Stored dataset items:
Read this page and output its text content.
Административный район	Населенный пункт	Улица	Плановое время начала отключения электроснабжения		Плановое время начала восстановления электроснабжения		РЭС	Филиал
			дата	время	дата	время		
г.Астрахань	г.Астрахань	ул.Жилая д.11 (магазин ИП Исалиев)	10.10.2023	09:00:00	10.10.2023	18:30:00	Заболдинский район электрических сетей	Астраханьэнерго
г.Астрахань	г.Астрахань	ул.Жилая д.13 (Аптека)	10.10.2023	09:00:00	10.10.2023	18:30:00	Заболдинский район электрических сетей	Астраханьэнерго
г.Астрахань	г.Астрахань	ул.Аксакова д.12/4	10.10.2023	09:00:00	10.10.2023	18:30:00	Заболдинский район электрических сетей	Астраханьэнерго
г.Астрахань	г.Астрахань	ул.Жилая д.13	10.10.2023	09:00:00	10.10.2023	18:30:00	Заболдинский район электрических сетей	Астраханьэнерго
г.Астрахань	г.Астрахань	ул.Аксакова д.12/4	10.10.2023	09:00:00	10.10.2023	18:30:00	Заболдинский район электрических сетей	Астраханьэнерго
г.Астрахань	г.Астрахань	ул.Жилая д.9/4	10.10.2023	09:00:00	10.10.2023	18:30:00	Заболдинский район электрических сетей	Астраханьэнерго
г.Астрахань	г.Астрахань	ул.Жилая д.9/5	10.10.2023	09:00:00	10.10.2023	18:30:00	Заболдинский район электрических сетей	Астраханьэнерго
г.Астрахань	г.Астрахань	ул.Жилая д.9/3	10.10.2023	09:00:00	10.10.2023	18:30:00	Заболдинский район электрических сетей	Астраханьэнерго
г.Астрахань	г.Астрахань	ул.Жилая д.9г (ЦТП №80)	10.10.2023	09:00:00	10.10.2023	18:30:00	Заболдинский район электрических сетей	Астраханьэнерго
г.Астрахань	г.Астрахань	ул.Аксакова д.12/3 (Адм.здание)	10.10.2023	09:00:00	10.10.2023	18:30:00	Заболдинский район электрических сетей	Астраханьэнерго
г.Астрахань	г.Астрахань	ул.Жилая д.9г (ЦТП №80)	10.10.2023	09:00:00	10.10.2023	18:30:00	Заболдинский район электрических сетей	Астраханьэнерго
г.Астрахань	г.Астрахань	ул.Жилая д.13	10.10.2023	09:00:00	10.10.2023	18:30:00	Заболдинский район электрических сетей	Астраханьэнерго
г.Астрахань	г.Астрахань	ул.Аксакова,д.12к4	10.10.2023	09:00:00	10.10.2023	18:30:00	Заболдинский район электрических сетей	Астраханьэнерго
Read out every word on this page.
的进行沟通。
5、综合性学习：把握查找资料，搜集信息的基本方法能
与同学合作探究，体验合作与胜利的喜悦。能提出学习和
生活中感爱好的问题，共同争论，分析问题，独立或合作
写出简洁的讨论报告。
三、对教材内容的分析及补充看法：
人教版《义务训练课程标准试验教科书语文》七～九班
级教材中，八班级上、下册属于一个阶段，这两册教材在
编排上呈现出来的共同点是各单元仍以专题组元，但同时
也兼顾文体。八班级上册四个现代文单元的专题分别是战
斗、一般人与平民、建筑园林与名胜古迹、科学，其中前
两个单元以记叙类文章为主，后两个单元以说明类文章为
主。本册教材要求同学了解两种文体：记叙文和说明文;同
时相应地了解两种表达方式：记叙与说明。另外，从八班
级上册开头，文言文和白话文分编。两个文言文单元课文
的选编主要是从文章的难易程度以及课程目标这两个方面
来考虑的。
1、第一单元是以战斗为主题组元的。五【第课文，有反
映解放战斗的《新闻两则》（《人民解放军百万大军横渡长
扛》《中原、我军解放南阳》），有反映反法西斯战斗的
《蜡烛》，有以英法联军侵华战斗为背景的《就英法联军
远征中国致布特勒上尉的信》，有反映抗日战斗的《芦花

(JOB) Extract the full set of entries word for word.

(SOLUTION FOR THIS TASK)
Read this page and output its text content.
Административный район	Населенный пункт	Улица	Плановое время начала отключения электроснабжения		Плановое время начала восстановления электроснабжения		РЭС	Филиал
			дата	время	дата	время		
г.Астрахань	г.Астрахань	ул.Жилая д.11 (магазин ИП Исалиев)	10.10.2023	09:00:00	10.10.2023	18:30:00	Заболдинский район электрических сетей	Астраханьэнерго
г.Астрахань	г.Астрахань	ул.Жилая д.13 (Аптека)	10.10.2023	09:00:00	10.10.2023	18:30:00	Заболдинский район электрических сетей	Астраханьэнерго
г.Астрахань	г.Астрахань	ул.Аксакова д.12/4	10.10.2023	09:00:00	10.10.2023	18:30:00	Заболдинский район электрических сетей	Астраханьэнерго
г.Астрахань	г.Астрахань	ул.Жилая д.13	10.10.2023	09:00:00	10.10.2023	18:30:00	Заболдинский район электрических сетей	Астраханьэнерго
г.Астрахань	г.Астрахань	ул.Аксакова д.12/4	10.10.2023	09:00:00	10.10.2023	18:30:00	Заболдинский район электрических сетей	Астраханьэнерго
г.Астрахань	г.Астрахань	ул.Жилая д.9/4	10.10.2023	09:00:00	10.10.2023	18:30:00	Заболдинский район электрических сетей	Астраханьэнерго
г.Астрахань	г.Астрахань	ул.Жилая д.9/5	10.10.2023	09:00:00	10.10.2023	18:30:00	Заболдинский район электрических сетей	Астраханьэнерго
г.Астрахань	г.Астрахань	ул.Жилая д.9/3	10.10.2023	09:00:00	10.10.2023	18:30:00	Заболдинский район электрических сетей	Астраханьэнерго
г.Астрахань	г.Астрахань	ул.Жилая д.9г (ЦТП №80)	10.10.2023	09:00:00	10.10.2023	18:30:00	Заболдинский район электрических сетей	Астраханьэнерго
г.Астрахань	г.Астрахань	ул.Аксакова д.12/3 (Адм.здание)	10.10.2023	09:00:00	10.10.2023	18:30:00	Заболдинский район электрических сетей	Астраханьэнерго
г.Астрахань	г.Астрахань	ул.Жилая д.9г (ЦТП №80)	10.10.2023	09:00:00	10.10.2023	18:30:00	Заболдинский район электрических сетей	Астраханьэнерго
г.Астрахань	г.Астрахань	ул.Жилая д.13	10.10.2023	09:00:00	10.10.2023	18:30:00	Заболдинский район электрических сетей	Астраханьэнерго
г.Астрахань	г.Астрахань	ул.Аксакова,д.12к4	10.10.2023	09:00:00	10.10.2023	18:30:00	Заболдинский район электрических сетей	Астраханьэнерго
Read out every word on this page.
的进行沟通。
5、综合性学习：把握查找资料，搜集信息的基本方法能
与同学合作探究，体验合作与胜利的喜悦。能提出学习和
生活中感爱好的问题，共同争论，分析问题，独立或合作
写出简洁的讨论报告。
三、对教材内容的分析及补充看法：
人教版《义务训练课程标准试验教科书语文》七～九班
级教材中，八班级上、下册属于一个阶段，这两册教材在
编排上呈现出来的共同点是各单元仍以专题组元，但同时
也兼顾文体。八班级上册四个现代文单元的专题分别是战
斗、一般人与平民、建筑园林与名胜古迹、科学，其中前
两个单元以记叙类文章为主，后两个单元以说明类文章为
主。本册教材要求同学了解两种文体：记叙文和说明文;同
时相应地了解两种表达方式：记叙与说明。另外，从八班
级上册开头，文言文和白话文分编。两个文言文单元课文
的选编主要是从文章的难易程度以及课程目标这两个方面
来考虑的。
1、第一单元是以战斗为主题组元的。五【第课文，有反
映解放战斗的《新闻两则》（《人民解放军百万大军横渡长
扛》《中原、我军解放南阳》），有反映反法西斯战斗的
《蜡烛》，有以英法联军侵华战斗为背景的《就英法联军
远征中国致布特勒上尉的信》，有反映抗日战斗的《芦花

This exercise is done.